[Dataset rows]

──────────

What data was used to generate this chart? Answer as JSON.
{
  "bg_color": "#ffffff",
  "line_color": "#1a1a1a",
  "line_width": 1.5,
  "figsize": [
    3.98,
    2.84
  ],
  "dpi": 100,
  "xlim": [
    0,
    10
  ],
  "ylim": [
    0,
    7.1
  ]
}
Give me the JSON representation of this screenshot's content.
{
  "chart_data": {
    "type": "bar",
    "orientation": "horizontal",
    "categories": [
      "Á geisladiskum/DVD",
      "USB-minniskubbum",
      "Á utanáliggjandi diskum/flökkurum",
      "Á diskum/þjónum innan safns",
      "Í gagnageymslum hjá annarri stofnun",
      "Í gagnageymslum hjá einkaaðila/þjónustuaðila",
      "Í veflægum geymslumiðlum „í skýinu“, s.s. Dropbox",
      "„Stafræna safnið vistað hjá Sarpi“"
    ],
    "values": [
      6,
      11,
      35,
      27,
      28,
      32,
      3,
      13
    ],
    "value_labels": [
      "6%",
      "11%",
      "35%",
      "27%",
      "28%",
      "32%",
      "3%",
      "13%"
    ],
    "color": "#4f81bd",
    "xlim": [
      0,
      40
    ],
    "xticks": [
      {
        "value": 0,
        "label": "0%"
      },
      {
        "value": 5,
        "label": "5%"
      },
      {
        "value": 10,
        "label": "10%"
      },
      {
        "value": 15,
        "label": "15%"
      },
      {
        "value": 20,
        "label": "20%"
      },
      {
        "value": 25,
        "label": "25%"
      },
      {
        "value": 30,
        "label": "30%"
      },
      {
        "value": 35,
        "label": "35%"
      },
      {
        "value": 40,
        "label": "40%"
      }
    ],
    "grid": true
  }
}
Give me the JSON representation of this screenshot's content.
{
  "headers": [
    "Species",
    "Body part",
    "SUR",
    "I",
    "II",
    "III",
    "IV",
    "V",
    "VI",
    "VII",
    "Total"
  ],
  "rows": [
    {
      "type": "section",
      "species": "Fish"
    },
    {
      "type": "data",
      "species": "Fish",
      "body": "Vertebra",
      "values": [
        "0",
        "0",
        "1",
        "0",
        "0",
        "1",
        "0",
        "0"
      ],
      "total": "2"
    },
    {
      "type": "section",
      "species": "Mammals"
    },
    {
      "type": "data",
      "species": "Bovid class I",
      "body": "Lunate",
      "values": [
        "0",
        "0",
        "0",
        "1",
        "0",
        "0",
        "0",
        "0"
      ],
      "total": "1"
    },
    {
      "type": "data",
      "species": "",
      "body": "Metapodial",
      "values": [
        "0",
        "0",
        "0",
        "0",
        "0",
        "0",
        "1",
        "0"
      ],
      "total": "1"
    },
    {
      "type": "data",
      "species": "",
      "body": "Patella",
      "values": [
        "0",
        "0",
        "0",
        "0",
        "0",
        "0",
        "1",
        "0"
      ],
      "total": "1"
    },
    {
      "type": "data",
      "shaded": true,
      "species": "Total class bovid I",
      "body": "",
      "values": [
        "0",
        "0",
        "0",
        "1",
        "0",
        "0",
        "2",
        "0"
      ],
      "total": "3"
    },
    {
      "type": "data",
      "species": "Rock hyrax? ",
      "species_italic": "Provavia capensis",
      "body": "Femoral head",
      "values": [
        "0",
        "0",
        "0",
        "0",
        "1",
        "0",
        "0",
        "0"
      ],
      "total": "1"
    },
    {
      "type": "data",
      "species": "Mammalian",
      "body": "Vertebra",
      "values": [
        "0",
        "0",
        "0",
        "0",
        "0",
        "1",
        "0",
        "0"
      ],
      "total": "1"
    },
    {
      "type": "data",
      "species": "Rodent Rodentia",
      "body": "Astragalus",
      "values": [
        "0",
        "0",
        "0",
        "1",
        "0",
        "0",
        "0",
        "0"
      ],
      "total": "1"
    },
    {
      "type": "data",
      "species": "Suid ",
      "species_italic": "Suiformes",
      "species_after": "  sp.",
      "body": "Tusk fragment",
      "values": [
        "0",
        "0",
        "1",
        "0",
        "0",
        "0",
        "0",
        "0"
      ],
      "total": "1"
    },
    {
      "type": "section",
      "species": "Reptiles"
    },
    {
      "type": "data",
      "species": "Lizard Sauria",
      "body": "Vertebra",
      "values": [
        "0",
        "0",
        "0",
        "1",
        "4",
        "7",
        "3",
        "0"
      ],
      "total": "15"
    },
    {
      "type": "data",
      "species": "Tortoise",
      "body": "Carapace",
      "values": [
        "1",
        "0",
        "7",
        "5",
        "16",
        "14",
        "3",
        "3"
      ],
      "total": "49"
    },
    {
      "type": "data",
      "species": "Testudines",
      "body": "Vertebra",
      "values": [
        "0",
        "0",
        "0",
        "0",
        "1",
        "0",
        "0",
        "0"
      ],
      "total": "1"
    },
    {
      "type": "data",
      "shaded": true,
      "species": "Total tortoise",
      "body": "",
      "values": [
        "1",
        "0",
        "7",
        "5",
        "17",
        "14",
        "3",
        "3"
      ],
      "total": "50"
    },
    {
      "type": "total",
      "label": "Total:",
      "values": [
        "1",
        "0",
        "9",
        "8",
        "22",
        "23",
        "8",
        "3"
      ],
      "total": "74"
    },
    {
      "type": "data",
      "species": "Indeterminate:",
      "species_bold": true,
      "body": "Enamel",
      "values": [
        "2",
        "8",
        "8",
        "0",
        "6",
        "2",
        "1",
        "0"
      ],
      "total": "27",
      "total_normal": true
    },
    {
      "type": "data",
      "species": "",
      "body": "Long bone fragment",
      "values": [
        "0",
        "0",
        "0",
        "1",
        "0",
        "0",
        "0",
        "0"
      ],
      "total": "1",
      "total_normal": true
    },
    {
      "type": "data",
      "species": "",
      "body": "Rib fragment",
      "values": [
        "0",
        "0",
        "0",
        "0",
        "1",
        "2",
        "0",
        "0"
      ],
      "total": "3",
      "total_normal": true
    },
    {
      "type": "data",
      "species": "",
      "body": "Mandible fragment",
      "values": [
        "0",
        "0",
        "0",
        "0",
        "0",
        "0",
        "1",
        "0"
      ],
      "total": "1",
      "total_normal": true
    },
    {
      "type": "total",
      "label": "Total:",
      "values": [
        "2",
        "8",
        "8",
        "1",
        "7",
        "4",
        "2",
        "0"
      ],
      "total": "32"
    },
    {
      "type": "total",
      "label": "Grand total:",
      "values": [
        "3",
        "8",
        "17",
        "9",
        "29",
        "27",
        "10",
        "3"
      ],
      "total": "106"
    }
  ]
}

──────────

> **Stated task**
Using the listing above, locate the lines that hold "fragment" and copy each one.

> **Result for this exercise**
      "body": "Tusk fragment",
      "body": "Long bone fragment",
      "body": "Rib fragment",
      "body": "Mandible fragment",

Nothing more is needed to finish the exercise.